Task description. Extract each line holding the word "Expression" from the entries.

Data entries.
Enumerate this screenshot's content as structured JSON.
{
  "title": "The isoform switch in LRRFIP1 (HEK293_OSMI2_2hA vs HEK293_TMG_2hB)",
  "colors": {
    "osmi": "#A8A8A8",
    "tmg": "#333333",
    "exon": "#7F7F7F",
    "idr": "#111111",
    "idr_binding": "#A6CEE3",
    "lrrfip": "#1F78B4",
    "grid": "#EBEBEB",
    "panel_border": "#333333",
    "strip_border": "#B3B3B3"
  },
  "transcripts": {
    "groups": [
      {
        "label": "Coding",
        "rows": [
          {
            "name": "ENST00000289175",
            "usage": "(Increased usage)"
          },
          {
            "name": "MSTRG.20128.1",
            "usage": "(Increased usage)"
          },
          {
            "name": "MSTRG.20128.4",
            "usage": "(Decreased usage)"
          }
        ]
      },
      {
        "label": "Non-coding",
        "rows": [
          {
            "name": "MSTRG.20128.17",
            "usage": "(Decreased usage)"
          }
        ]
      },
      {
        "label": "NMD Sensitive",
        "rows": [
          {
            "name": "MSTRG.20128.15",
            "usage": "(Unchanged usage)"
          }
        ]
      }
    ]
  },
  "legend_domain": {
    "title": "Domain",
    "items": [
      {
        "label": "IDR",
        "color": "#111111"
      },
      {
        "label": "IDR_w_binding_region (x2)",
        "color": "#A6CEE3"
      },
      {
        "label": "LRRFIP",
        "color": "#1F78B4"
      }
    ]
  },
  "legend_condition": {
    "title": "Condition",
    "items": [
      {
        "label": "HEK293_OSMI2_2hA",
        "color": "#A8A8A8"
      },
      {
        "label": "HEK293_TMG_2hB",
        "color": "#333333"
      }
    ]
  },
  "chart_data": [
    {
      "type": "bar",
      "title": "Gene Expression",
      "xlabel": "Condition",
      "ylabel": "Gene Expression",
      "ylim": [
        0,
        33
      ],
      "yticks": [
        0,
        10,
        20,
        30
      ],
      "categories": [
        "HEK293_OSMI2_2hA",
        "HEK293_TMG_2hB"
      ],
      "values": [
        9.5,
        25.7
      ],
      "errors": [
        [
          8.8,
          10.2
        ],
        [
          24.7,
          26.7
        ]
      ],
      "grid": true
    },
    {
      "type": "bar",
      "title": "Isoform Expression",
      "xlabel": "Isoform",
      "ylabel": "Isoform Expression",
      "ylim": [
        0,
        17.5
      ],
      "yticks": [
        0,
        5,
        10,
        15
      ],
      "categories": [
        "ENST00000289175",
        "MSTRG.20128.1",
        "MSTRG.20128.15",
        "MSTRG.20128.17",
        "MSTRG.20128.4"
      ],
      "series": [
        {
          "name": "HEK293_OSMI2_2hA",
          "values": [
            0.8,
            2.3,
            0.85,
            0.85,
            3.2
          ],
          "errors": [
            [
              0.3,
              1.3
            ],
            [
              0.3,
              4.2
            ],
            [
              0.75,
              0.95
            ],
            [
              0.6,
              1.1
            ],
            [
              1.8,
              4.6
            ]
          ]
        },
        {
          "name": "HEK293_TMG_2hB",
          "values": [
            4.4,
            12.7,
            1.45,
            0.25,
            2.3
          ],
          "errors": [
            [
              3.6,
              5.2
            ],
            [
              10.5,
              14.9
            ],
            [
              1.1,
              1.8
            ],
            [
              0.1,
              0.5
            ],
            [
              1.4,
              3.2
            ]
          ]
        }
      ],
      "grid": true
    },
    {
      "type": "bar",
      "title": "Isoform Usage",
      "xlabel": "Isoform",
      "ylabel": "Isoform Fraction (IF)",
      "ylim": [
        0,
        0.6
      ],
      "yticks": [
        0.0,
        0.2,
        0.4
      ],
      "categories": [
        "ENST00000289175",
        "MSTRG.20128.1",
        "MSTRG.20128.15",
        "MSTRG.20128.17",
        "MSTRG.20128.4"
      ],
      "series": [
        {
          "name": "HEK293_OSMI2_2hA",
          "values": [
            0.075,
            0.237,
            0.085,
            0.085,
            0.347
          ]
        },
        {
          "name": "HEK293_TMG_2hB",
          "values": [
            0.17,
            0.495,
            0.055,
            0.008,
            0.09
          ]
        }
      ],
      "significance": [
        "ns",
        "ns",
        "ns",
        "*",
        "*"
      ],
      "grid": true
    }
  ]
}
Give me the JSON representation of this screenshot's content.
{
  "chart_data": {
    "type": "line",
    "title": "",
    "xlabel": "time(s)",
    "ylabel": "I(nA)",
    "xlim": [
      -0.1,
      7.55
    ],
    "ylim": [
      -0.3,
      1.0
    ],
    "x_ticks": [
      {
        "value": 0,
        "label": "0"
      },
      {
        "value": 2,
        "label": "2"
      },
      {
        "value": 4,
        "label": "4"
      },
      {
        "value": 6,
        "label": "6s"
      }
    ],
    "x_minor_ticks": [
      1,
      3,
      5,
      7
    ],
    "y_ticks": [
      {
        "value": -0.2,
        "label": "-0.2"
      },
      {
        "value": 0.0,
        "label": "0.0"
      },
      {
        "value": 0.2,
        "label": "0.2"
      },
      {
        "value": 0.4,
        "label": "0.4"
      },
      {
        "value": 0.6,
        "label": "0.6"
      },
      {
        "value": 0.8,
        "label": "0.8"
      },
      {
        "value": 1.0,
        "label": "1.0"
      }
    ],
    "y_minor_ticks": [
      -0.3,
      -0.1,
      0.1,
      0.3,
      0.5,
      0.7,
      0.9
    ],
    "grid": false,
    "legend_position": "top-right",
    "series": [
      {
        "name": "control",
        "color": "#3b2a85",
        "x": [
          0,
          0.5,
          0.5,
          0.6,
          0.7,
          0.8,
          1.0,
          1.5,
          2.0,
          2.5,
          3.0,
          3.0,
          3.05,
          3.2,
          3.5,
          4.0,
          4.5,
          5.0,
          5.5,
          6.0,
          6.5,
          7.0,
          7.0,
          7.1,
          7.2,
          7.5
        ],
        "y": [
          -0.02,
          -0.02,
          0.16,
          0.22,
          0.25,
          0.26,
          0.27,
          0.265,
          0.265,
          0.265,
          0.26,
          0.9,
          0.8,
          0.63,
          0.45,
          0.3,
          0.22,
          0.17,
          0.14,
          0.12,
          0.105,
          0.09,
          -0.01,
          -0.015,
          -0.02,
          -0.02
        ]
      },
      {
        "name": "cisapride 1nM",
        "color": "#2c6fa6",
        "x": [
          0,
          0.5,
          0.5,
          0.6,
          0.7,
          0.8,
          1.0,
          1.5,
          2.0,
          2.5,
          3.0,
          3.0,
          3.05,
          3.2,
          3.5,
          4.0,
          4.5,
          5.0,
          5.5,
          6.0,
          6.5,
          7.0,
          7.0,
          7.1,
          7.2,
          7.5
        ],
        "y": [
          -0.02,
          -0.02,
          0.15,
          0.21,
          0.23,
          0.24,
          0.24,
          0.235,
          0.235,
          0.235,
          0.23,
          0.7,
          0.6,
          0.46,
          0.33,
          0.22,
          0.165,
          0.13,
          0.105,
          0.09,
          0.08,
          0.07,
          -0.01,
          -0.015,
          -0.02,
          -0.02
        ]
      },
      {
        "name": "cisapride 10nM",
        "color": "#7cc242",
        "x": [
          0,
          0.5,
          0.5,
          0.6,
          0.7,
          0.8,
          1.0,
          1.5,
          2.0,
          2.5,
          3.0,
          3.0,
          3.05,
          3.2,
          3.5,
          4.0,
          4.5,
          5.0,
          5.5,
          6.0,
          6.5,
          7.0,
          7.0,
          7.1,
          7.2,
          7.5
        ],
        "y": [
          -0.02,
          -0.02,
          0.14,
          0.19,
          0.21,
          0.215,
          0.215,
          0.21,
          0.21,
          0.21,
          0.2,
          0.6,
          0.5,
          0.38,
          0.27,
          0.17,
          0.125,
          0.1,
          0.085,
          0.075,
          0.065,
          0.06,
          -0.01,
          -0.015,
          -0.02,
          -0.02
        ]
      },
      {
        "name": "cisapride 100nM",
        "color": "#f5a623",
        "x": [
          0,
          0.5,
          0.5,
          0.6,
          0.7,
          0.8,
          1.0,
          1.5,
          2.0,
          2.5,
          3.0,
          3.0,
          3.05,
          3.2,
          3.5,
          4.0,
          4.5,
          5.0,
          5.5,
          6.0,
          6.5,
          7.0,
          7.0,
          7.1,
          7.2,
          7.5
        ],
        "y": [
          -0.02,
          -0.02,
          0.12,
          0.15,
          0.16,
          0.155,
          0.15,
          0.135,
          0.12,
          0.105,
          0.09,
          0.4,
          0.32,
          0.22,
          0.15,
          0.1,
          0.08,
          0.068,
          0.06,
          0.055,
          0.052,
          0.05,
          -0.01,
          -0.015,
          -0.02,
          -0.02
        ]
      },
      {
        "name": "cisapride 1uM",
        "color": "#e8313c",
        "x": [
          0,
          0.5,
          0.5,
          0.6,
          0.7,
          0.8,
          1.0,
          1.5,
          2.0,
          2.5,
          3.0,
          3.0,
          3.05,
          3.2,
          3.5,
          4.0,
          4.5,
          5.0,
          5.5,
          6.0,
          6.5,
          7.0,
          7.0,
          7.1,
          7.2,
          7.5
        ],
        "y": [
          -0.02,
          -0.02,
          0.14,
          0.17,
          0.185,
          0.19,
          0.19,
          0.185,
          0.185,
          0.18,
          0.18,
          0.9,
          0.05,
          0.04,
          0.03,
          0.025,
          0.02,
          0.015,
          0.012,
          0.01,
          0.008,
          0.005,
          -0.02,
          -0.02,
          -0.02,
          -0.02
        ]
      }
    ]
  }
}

Written response.
      "title": "Gene Expression",
      "ylabel": "Gene Expression",
      "title": "Isoform Expression",
      "ylabel": "Isoform Expression",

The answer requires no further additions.